--- Instruction ---
Write out the listing below without alteration, omitting its pictures.

--- Dataset excerpts ---
───

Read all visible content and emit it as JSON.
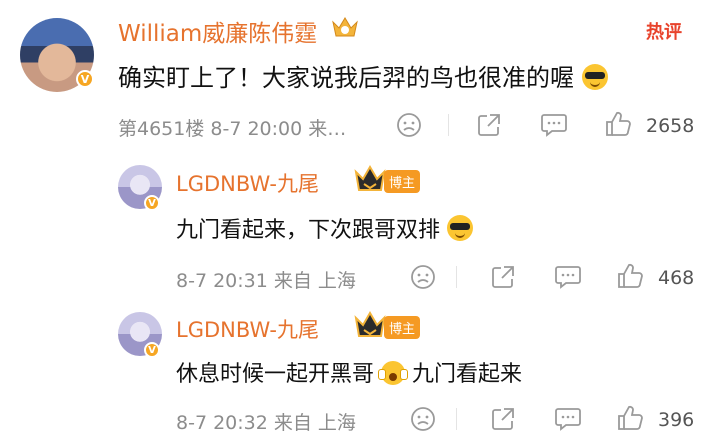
{
  "comment": {
    "username": "William威廉陈伟霆",
    "text": "确实盯上了！大家说我后羿的鸟也很准的喔",
    "meta": "第4651楼  8-7 20:00  来…",
    "like_count": "2658",
    "hot_label": "热评"
  },
  "replies": [
    {
      "username": "LGDNBW-九尾",
      "host_badge": "博主",
      "text": "九门看起来，下次跟哥双排",
      "meta": "8-7 20:31  来自 上海",
      "like_count": "468"
    },
    {
      "username": "LGDNBW-九尾",
      "host_badge": "博主",
      "text_before": "休息时候一起开黑哥",
      "text_after": "九门看起来",
      "meta": "8-7 20:32  来自 上海",
      "like_count": "396"
    }
  ],
  "verified_badge": "V",
  "colors": {
    "username": "#e6732e",
    "hot": "#e8432c",
    "meta": "#8c8c8c",
    "icon": "#9a9a9a",
    "host_badge": "#f59a23"
  },
  "icons": [
    "dislike-icon",
    "share-icon",
    "comment-icon",
    "like-icon",
    "crown-icon"
  ]
}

───

--- Exercise output ---
Read all visible content and emit it as JSON.
{
  "comment": {
    "username": "William威廉陈伟霆",
    "text": "确实盯上了！大家说我后羿的鸟也很准的喔",
    "meta": "第4651楼  8-7 20:00  来…",
    "like_count": "2658",
    "hot_label": "热评"
  },
  "replies": [
    {
      "username": "LGDNBW-九尾",
      "host_badge": "博主",
      "text": "九门看起来，下次跟哥双排",
      "meta": "8-7 20:31  来自 上海",
      "like_count": "468"
    },
    {
      "username": "LGDNBW-九尾",
      "host_badge": "博主",
      "text_before": "休息时候一起开黑哥",
      "text_after": "九门看起来",
      "meta": "8-7 20:32  来自 上海",
      "like_count": "396"
    }
  ],
  "verified_badge": "V",
  "colors": {
    "username": "#e6732e",
    "hot": "#e8432c",
    "meta": "#8c8c8c",
    "icon": "#9a9a9a",
    "host_badge": "#f59a23"
  },
  "icons": [
    "dislike-icon",
    "share-icon",
    "comment-icon",
    "like-icon",
    "crown-icon"
  ]
}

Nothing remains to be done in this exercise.